> Exercise directions:
Convert the listing into a numbered list, starting at the line that contains "album-label: 人脸 [13, 302, 26, 309]" and ending after the line that contains "action-bar: 相册 [7, 67, 303, 93]". Include both of those lines and omit any blank lines.

++++++

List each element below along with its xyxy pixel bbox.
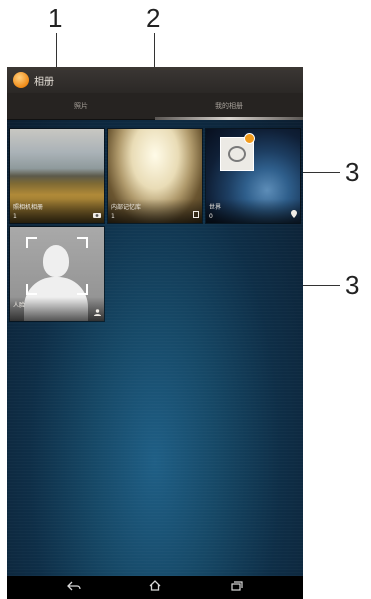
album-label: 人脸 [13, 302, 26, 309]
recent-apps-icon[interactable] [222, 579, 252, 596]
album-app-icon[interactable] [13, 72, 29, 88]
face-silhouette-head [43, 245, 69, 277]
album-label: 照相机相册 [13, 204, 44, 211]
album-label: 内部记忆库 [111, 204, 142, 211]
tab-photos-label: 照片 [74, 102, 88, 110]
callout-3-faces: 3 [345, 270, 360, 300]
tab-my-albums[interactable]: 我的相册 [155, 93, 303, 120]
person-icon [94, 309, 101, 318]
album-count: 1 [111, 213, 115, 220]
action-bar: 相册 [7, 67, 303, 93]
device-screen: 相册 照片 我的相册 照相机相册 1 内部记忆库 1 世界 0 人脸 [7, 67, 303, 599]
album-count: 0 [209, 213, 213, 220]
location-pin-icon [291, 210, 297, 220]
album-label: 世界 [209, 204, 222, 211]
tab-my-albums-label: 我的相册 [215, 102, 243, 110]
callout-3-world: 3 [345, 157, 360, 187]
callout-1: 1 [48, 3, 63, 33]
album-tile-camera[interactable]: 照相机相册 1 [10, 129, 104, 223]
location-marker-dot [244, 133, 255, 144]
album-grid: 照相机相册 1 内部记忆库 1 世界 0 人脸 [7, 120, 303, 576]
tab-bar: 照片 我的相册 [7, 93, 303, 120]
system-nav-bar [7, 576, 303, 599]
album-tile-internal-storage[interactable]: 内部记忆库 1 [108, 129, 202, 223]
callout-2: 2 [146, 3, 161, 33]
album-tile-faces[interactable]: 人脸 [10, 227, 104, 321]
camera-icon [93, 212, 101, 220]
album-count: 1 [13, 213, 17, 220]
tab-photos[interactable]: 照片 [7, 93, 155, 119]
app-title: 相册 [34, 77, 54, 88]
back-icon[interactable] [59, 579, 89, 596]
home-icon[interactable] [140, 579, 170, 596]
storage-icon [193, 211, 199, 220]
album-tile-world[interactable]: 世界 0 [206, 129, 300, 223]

++++++

> The result:
1. album-label: 人脸 [13, 302, 26, 309]
2. recent-apps-icon[interactable] [222, 579, 252, 596]
3. album-app-icon[interactable] [13, 72, 29, 88]
4. face-silhouette-head [43, 245, 69, 277]
5. album-label: 照相机相册 [13, 204, 44, 211]
6. album-label: 内部记忆库 [111, 204, 142, 211]
7. tab-photos-label: 照片 [74, 102, 88, 110]
8. callout-3-faces: 3 [345, 270, 360, 300]
9. tab-my-albums[interactable]: 我的相册 [155, 93, 303, 120]
10. person-icon [94, 309, 101, 318]
11. album-count: 1 [111, 213, 115, 220]
12. action-bar: 相册 [7, 67, 303, 93]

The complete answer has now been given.